◆ Work to be completed: Return each line that holds the word "water".

◆ Supplied information:
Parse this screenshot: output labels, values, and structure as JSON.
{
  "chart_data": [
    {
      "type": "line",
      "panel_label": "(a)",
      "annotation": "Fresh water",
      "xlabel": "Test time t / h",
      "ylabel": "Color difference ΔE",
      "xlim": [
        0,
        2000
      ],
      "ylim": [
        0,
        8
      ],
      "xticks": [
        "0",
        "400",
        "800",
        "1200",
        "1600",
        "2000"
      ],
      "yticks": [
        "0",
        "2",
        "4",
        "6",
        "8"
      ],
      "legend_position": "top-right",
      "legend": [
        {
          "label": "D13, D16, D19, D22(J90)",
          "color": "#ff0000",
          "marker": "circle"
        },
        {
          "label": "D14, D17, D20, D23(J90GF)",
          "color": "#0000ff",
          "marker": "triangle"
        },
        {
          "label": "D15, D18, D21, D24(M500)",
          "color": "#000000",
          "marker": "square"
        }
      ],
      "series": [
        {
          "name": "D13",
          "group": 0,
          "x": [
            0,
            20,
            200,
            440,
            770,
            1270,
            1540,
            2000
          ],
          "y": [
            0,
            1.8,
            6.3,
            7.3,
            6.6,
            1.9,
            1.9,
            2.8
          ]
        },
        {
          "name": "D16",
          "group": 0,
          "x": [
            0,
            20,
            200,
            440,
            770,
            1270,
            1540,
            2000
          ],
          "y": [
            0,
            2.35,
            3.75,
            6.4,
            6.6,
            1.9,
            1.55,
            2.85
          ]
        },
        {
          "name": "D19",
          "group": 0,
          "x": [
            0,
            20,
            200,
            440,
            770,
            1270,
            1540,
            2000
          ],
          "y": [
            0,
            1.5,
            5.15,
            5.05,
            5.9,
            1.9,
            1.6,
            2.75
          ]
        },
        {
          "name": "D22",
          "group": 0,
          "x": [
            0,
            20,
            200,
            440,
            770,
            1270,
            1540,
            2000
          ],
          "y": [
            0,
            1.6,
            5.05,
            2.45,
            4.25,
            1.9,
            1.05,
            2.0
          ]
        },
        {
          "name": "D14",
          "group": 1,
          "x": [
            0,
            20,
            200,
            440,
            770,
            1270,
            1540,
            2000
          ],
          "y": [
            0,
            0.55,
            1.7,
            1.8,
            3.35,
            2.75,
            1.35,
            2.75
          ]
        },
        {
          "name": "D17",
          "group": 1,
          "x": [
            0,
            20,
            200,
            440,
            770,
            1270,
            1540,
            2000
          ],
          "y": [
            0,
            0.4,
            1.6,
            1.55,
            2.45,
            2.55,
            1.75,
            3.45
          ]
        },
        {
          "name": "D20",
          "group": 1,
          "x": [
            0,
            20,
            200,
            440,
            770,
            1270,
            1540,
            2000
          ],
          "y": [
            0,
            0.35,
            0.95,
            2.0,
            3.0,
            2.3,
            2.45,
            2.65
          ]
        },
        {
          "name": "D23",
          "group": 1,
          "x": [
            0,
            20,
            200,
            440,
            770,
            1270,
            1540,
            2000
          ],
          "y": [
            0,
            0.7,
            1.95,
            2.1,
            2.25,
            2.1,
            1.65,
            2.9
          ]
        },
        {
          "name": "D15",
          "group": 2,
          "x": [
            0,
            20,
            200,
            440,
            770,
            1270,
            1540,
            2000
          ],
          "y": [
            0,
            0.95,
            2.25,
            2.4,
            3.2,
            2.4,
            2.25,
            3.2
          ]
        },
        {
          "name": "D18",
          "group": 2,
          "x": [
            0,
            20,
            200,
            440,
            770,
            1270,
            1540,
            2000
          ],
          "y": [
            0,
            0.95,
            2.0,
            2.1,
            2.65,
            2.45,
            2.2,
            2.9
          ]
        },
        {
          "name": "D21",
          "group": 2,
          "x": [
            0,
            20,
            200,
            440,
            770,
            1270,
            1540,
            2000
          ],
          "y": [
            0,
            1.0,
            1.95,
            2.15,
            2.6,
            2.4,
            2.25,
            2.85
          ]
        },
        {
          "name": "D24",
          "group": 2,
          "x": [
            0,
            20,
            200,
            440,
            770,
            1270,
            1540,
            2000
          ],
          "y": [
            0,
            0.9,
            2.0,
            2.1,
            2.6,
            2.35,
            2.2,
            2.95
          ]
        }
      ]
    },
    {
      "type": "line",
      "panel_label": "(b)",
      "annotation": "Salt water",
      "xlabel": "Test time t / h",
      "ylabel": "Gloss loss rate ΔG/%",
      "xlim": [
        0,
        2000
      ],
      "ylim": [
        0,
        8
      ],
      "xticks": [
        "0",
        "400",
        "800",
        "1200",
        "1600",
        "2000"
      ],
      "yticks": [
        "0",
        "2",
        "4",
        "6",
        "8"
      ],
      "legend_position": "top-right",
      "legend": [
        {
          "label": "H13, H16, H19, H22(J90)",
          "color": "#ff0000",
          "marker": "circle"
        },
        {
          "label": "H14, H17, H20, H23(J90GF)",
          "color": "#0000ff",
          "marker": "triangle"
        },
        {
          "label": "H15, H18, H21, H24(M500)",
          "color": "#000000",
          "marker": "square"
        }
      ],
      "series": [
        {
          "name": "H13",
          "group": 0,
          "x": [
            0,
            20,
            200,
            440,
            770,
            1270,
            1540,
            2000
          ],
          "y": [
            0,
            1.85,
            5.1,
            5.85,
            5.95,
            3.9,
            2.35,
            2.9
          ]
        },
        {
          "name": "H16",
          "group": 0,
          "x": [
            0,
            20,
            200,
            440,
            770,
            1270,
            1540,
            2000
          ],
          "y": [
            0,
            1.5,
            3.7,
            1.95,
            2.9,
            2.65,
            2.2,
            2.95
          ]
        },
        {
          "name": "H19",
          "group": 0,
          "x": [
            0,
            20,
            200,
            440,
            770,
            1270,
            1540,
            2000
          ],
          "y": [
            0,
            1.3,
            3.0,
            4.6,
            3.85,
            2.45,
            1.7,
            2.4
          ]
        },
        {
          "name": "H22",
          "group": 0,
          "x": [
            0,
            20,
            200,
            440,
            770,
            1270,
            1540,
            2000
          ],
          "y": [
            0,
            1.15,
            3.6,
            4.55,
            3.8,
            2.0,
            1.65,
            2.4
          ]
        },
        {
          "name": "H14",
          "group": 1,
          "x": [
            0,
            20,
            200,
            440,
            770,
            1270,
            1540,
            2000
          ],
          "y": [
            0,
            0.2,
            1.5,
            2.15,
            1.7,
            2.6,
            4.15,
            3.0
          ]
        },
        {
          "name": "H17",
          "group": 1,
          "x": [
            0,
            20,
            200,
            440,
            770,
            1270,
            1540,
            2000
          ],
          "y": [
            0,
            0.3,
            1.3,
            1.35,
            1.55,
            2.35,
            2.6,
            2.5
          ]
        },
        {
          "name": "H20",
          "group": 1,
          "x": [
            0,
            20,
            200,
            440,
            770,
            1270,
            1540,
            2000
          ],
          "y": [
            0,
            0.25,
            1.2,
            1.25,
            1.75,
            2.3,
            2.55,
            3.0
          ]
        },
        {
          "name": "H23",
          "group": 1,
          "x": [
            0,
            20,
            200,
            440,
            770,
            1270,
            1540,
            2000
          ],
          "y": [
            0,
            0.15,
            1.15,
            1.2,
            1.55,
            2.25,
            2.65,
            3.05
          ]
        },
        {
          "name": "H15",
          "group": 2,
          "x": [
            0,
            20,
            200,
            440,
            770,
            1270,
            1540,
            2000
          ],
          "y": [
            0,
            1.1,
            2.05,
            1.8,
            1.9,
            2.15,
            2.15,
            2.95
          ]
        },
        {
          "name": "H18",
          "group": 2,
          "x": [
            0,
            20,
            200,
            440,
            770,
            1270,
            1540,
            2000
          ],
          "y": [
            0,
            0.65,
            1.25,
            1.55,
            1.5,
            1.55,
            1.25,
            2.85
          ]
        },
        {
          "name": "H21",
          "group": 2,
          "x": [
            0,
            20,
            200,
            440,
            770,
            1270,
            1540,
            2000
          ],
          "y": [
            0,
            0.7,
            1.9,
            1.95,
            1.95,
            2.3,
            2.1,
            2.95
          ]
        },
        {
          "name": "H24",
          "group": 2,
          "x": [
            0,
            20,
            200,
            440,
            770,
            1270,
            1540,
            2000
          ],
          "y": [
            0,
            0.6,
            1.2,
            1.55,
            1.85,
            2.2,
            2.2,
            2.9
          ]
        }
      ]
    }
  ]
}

◆ Result of the task:
      "annotation": "Fresh water",
      "annotation": "Salt water",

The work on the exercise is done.